**The problem**
Narrow the data below down to the lines containing "порядке".

**Given records**
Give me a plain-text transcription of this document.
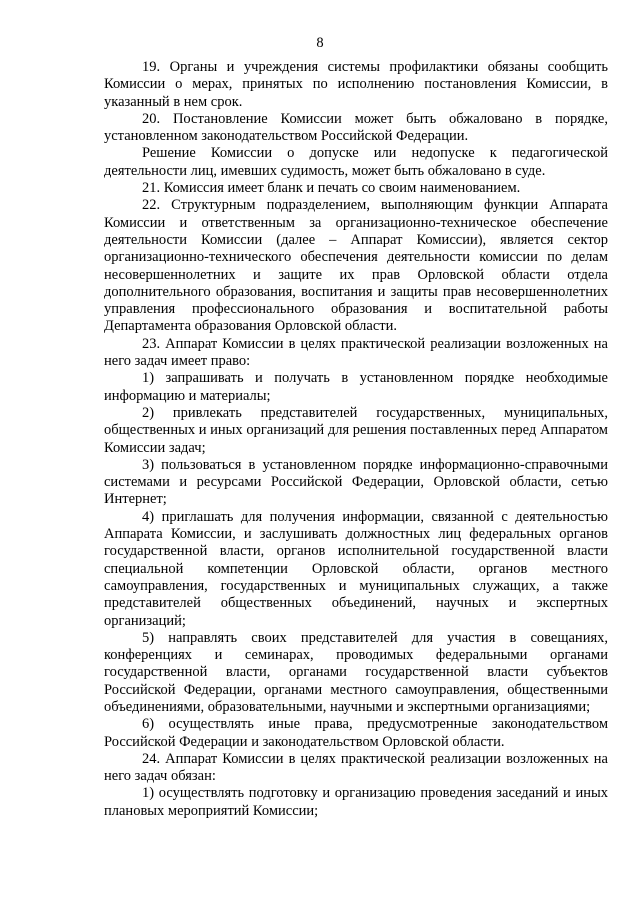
8

19. Органы и учреждения системы профилактики обязаны сообщить Комиссии о мерах, принятых по исполнению постановления Комиссии, в указанный в нем срок.

20. Постановление Комиссии может быть обжаловано в порядке, установленном законодательством Российской Федерации.

Решение Комиссии о допуске или недопуске к педагогической деятельности лиц, имевших судимость, может быть обжаловано в суде.

21. Комиссия имеет бланк и печать со своим наименованием.

22. Структурным подразделением, выполняющим функции Аппарата Комиссии и ответственным за организационно-техническое обеспечение деятельности Комиссии (далее – Аппарат Комиссии), является сектор организационно-технического обеспечения деятельности комиссии по делам несовершеннолетних и защите их прав Орловской области отдела дополнительного образования, воспитания и защиты прав несовершеннолетних управления профессионального образования и воспитательной работы Департамента образования Орловской области.

23. Аппарат Комиссии в целях практической реализации возложенных на него задач имеет право:

1) запрашивать и получать в установленном порядке необходимые информацию и материалы;

2) привлекать представителей государственных, муниципальных, общественных и иных организаций для решения поставленных перед Аппаратом Комиссии задач;

3) пользоваться в установленном порядке информационно-справочными системами и ресурсами Российской Федерации, Орловской области, сетью Интернет;

4) приглашать для получения информации, связанной с деятельностью Аппарата Комиссии, и заслушивать должностных лиц федеральных органов государственной власти, органов исполнительной государственной власти специальной компетенции Орловской области, органов местного самоуправления, государственных и муниципальных служащих, а также представителей общественных объединений, научных и экспертных организаций;

5) направлять своих представителей для участия в совещаниях, конференциях и семинарах, проводимых федеральными органами государственной власти, органами государственной власти субъектов Российской Федерации, органами местного самоуправления, общественными объединениями, образовательными, научными и экспертными организациями;

6) осуществлять иные права, предусмотренные законодательством Российской Федерации и законодательством Орловской области.

24. Аппарат Комиссии в целях практической реализации возложенных на него задач обязан:

1) осуществлять подготовку и организацию проведения заседаний и иных плановых мероприятий Комиссии;
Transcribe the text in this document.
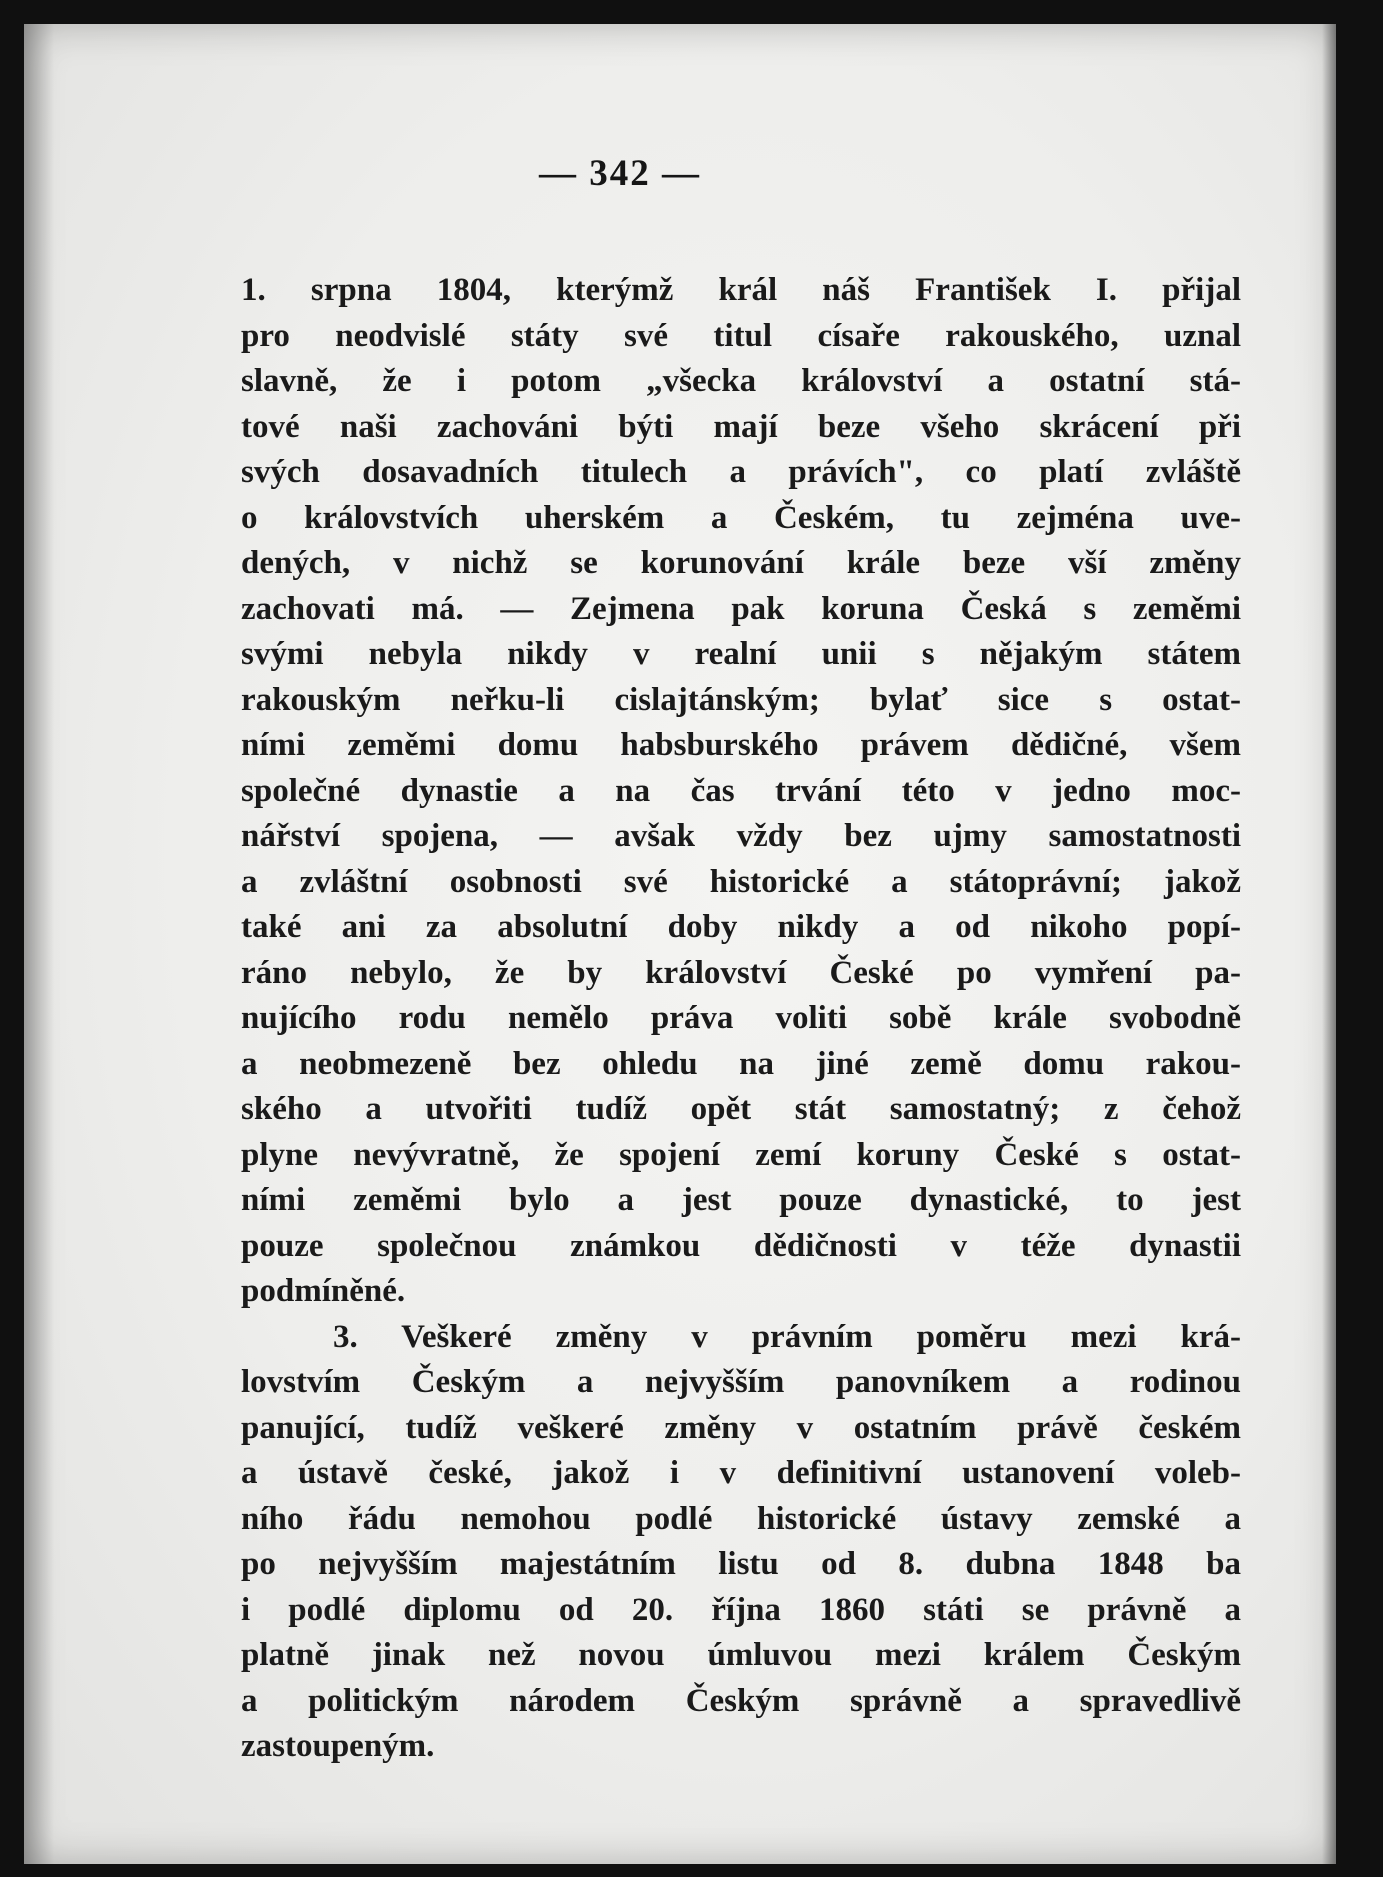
— 342 —
1. srpna 1804, kterýmž král náš František I. přijal
pro neodvislé státy své titul císaře rakouského, uznal
slavně, že i potom „všecka království a ostatní stá-
tové naši zachováni býti mají beze všeho skrácení při
svých dosavadních titulech a právích", co platí zvláště
o královstvích uherském a Českém, tu zejména uve-
dených, v nichž se korunování krále beze vší změny
zachovati má. — Zejmena pak koruna Česká s zeměmi
svými nebyla nikdy v realní unii s nějakým státem
rakouským neřku-li cislajtánským; bylať sice s ostat-
ními zeměmi domu habsburského právem dědičné, všem
společné dynastie a na čas trvání této v jedno moc-
nářství spojena, — avšak vždy bez ujmy samostatnosti
a zvláštní osobnosti své historické a státoprávní; jakož
také ani za absolutní doby nikdy a od nikoho popí-
ráno nebylo, že by království České po vymření pa-
nujícího rodu nemělo práva voliti sobě krále svobodně
a neobmezeně bez ohledu na jiné země domu rakou-
ského a utvořiti tudíž opět stát samostatný; z čehož
plyne nevývratně, že spojení zemí koruny České s ostat-
ními zeměmi bylo a jest pouze dynastické, to jest
pouze společnou známkou dědičnosti v téže dynastii
podmíněné.
3. Veškeré změny v právním poměru mezi krá-
lovstvím Českým a nejvyšším panovníkem a rodinou
panující, tudíž veškeré změny v ostatním právě českém
a ústavě české, jakož i v definitivní ustanovení voleb-
ního řádu nemohou podlé historické ústavy zemské a
po nejvyšším majestátním listu od 8. dubna 1848 ba
i podlé diplomu od 20. října 1860 státi se právně a
platně jinak než novou úmluvou mezi králem Českým
a politickým národem Českým správně a spravedlivě
zastoupeným.
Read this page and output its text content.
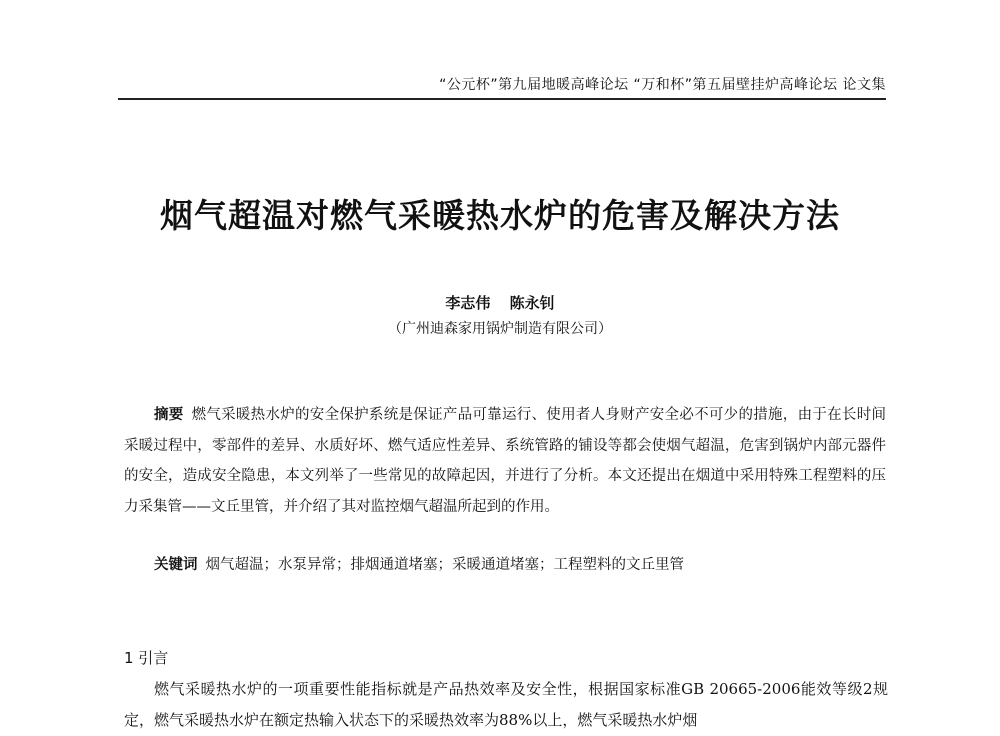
“公元杯”第九届地暖高峰论坛 “万和杯”第五届壁挂炉高峰论坛 论文集
烟气超温对燃气采暖热水炉的危害及解决方法
李志伟 陈永钊
（广州迪森家用锅炉制造有限公司）
摘要 燃气采暖热水炉的安全保护系统是保证产品可靠运行、使用者人身财产安全必不可少的措施，由于在长时间采暖过程中，零部件的差异、水质好坏、燃气适应性差异、系统管路的铺设等都会使烟气超温，危害到锅炉内部元器件的安全，造成安全隐患，本文列举了一些常见的故障起因，并进行了分析。本文还提出在烟道中采用特殊工程塑料的压力采集管——文丘里管，并介绍了其对监控烟气超温所起到的作用。
关键词 烟气超温；水泵异常；排烟通道堵塞；采暖通道堵塞；工程塑料的文丘里管
1 引言
燃气采暖热水炉的一项重要性能指标就是产品热效率及安全性，根据国家标准GB 20665-2006能效等级2规定，燃气采暖热水炉在额定热输入状态下的采暖热效率为88%以上，燃气采暖热水炉烟
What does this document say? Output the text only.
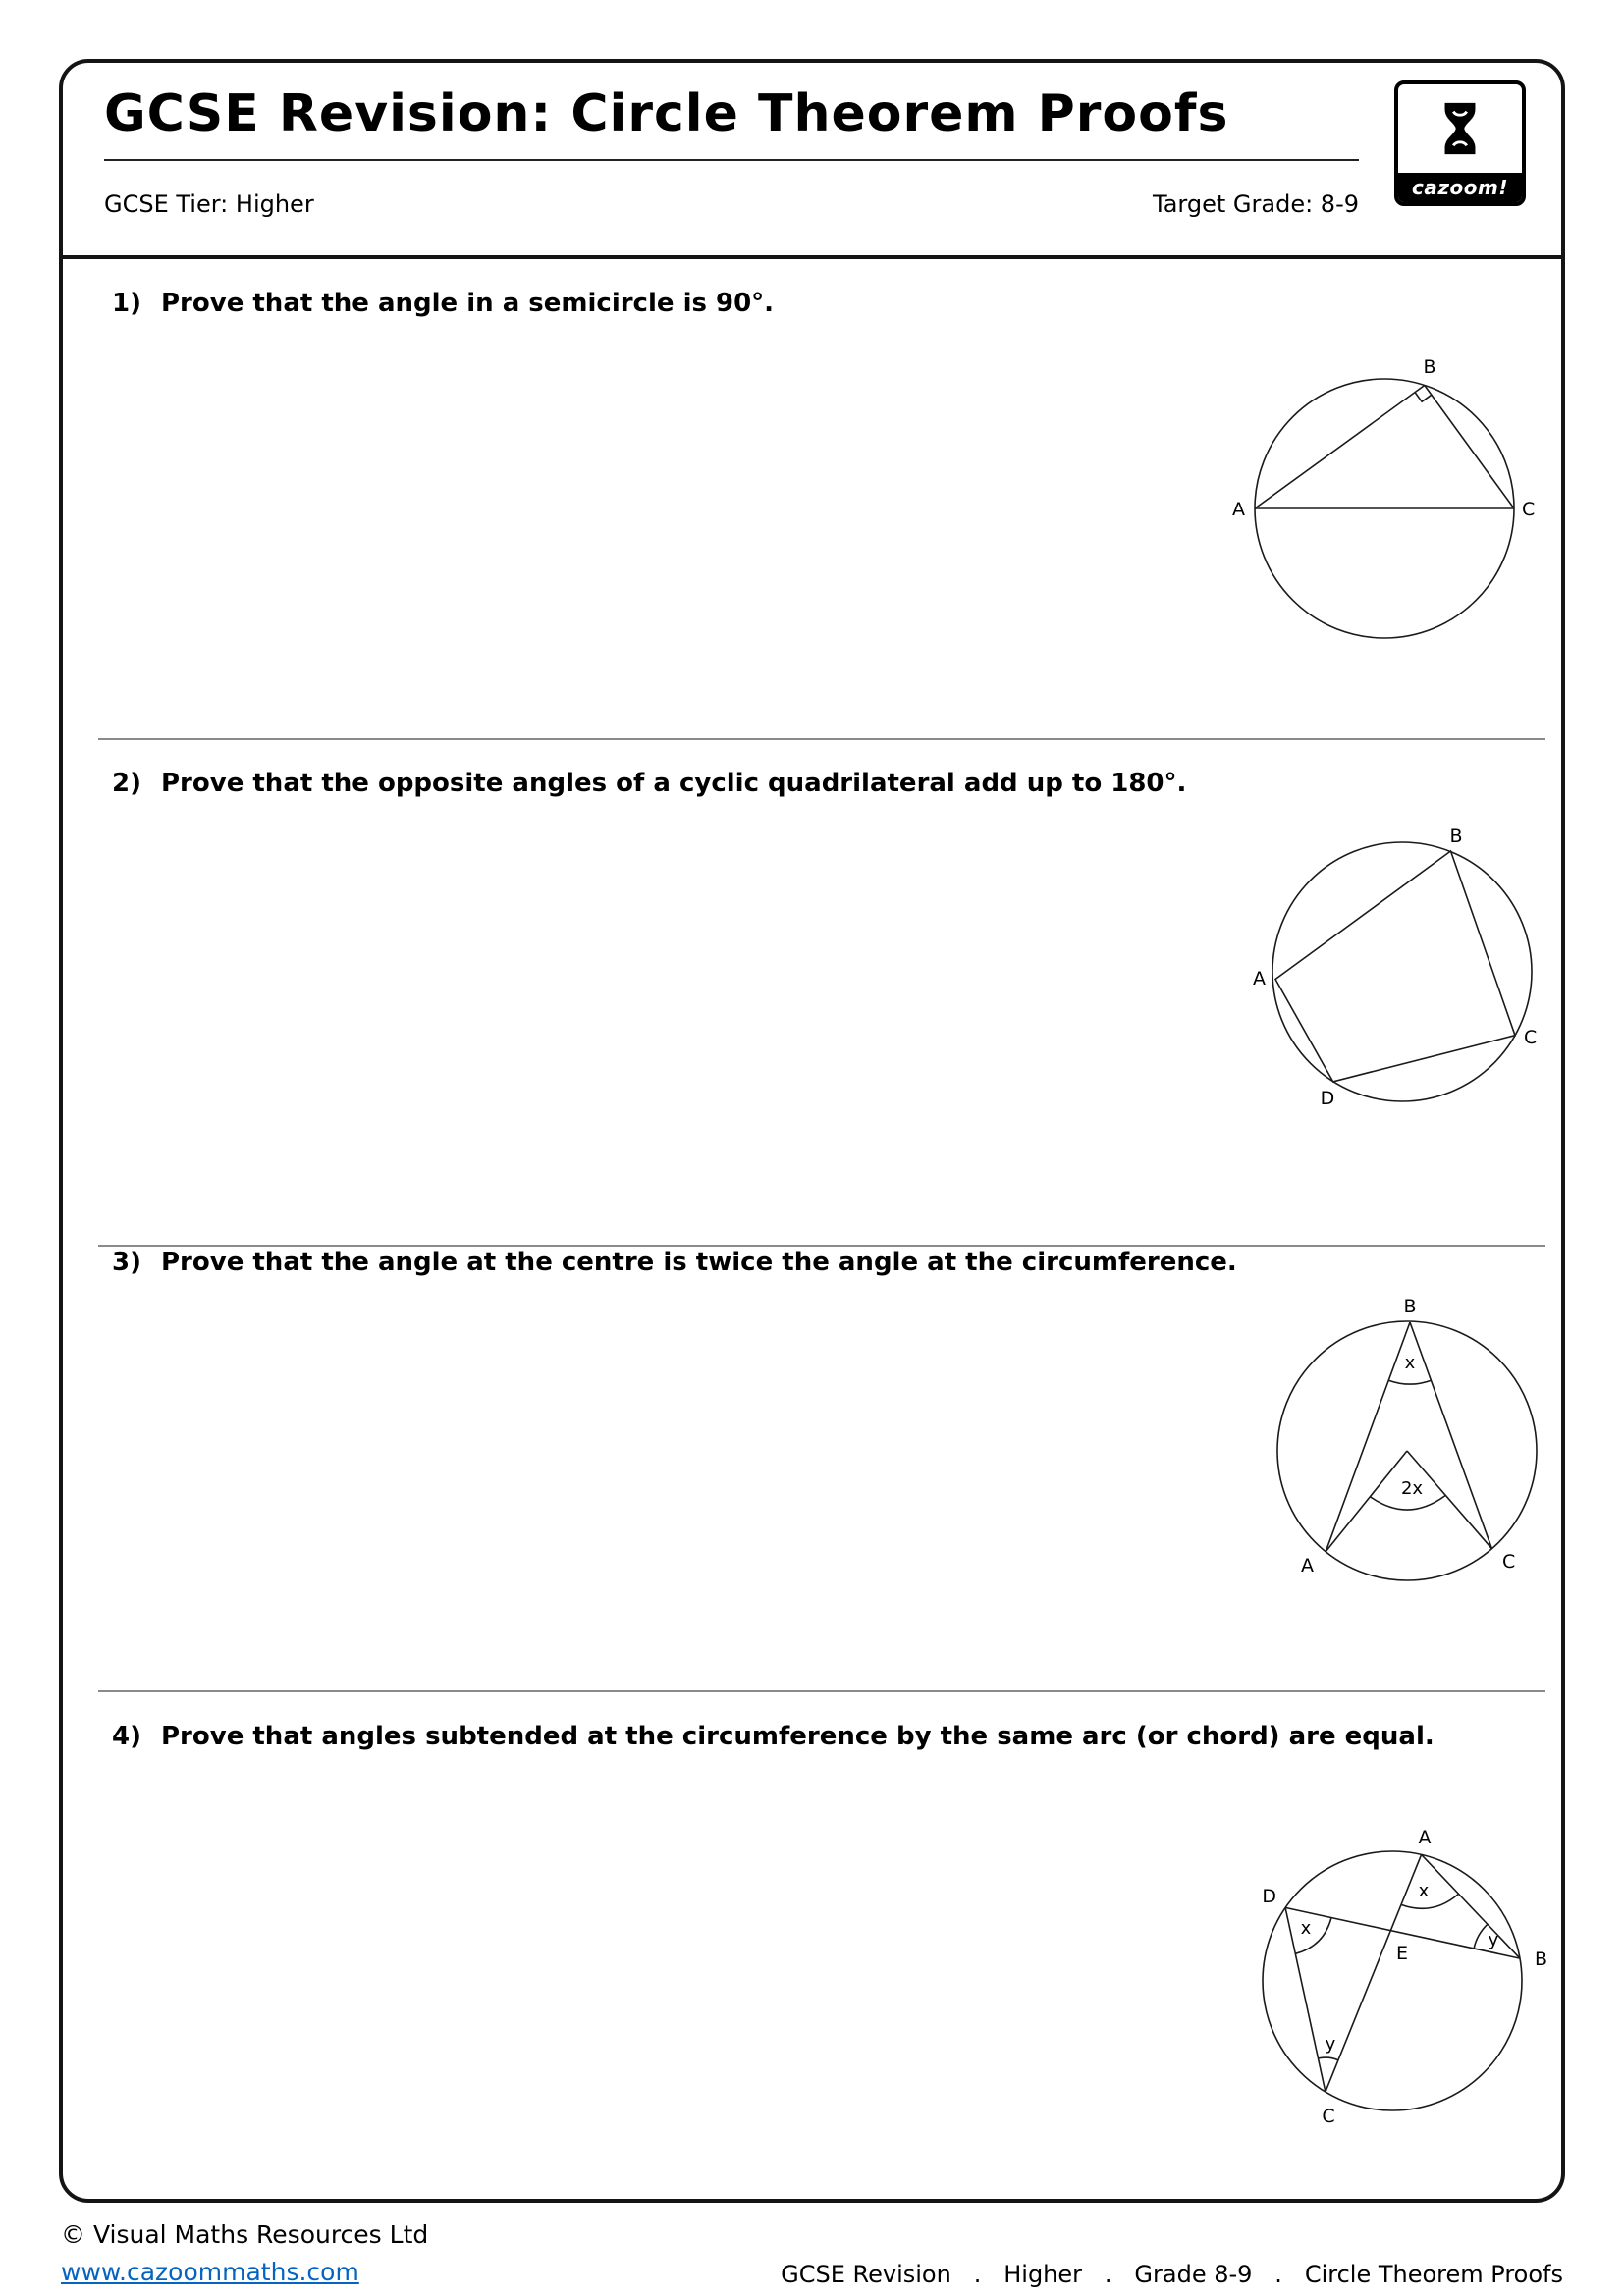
GCSE Revision: Circle Theorem Proofs
GCSE Tier: Higher	Target Grade: 8-9
cazoom!
1) Prove that the angle in a semicircle is 90°.
A
B
C
2) Prove that the opposite angles of a cyclic quadrilateral add up to 180°.
A
B
C
D
3) Prove that the angle at the centre is twice the angle at the circumference.
B
x
2x
A	C
4) Prove that angles subtended at the circumference by the same arc (or chord) are equal.
A
D
B
C
E
x
x
y
y
© Visual Maths Resources Ltd
www.cazoommaths.com	GCSE Revision   .   Higher   .   Grade 8-9   .   Circle Theorem Proofs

**Right answer**
20. Постановление Комиссии может быть обжаловано в порядке, установленном законодательством Российской Федерации.
1) запрашивать и получать в установленном порядке необходимые информацию и материалы;
3) пользоваться в установленном порядке информационно-справочными системами и ресурсами Российской Федерации, Орловской области, сетью Интернет;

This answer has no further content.